● EXERCISE AIM:
Search the data below for the string "信息技术课堂教学中". Extract every line that contains it.

____ DATASET ROWS

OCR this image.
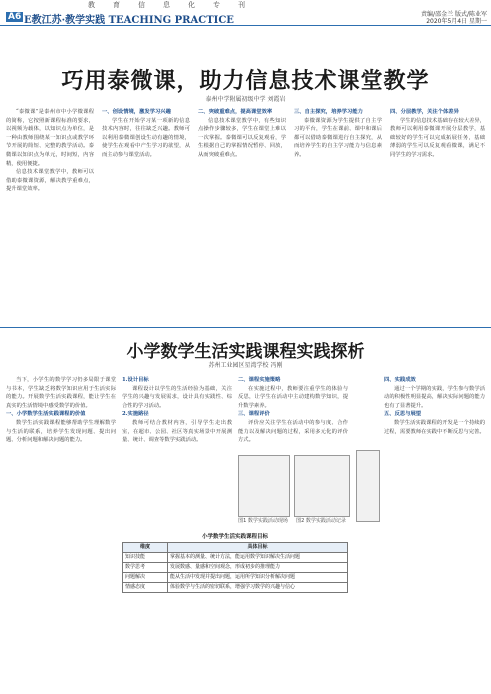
教育信息化专刊
A6 E教江苏·教学实践 TEACHING PRACTICE
责编/邵金兰 版式/陈业军
2020年5月4日 星期一
巧用泰微课，助力信息技术课堂教学
泰州中学附属初级中学 刘霞岩

“泰微课”是泰州市中小学微课程的简称，它按照新课程标准的要求，以视频为载体，以知识点为单位，是一种由教师围绕某一知识点或教学环节开展的简短、完整的教学活动。泰微课以知识点为单元，时间短，内容精，使用便捷。

信息技术课堂教学中，教师可以借助泰微课资源，解决教学重难点，提升课堂效率。

一、创设情境，激发学习兴趣

学生在开始学习某一项新的信息技术内容时，往往缺乏兴趣。教师可以利用泰微课创设生动有趣的情境，使学生在观看中产生学习的欲望，从而主动参与课堂活动。

二、突破重难点，提高课堂效率

信息技术课堂教学中，有些知识点操作步骤较多，学生在课堂上难以一次掌握。泰微课可以反复观看，学生根据自己的掌握情况暂停、回放，从而突破重难点。

三、自主探究，培养学习能力

泰微课资源为学生提供了自主学习的平台，学生在课前、课中和课后都可以借助泰微课进行自主探究，从而培养学生的自主学习能力与信息素养。

四、分层教学，关注个体差异

学生的信息技术基础存在较大差异，教师可以利用泰微课开展分层教学，基础较好的学生可以完成拓展任务，基础薄弱的学生可以反复观看微课，满足不同学生的学习需求。

小学数学生活实践课程实践探析
苏州工业园区星湾学校 冯刚

当下，小学生的数学学习仍多局限于课堂与书本，学生缺乏将数学知识应用于生活实际的能力。开展数学生活实践课程，能让学生在真实的生活情境中感受数学的价值。

一、小学数学生活实践课程的价值

数学生活实践课程能够帮助学生理解数学与生活的联系，培养学生发现问题、提出问题、分析问题和解决问题的能力。

1.设计目标

课程设计以学生的生活经验为基础，关注学生的兴趣与发展需求，设计具有实践性、综合性的学习活动。

2.实施路径

教师可结合教材内容，引导学生走出教室，在超市、公园、社区等真实场景中开展测量、统计、调查等数学实践活动。

二、课程实施策略

在实施过程中，教师要注重学生的体验与反思，让学生在活动中主动建构数学知识，提升数学素养。

三、课程评价

评价应关注学生在活动中的参与度、合作能力以及解决问题的过程，采用多元化的评价方式。

四、实践成效

通过一个学期的实践，学生参与数学活动的积极性明显提高，解决实际问题的能力也有了显著提升。

五、反思与展望

数学生活实践课程的开发是一个持续的过程，需要教师在实践中不断反思与完善。

小学数学生活实践课程目标
维度	具体目标
知识技能	掌握基本的测量、统计方法，能运用数学知识解决生活问题
数学思考	发展数感、量感和空间观念，形成初步的推理能力
问题解决	能从生活中发现并提出问题，运用所学知识分析解决问题
情感态度	体验数学与生活的密切联系，增强学习数学的兴趣与信心
图1 数学实践活动现场	图2 数学实践活动记录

________

● THE REPLY:
信息技术课堂教学中，教师可以借助泰微课资源，解决教学重难点，提升课堂效率。
信息技术课堂教学中，有些知识点操作步骤较多，学生在课堂上难以一次掌握。泰微课可以反复观看，学生根据自己的掌握情况暂停、回放，从而突破重难点。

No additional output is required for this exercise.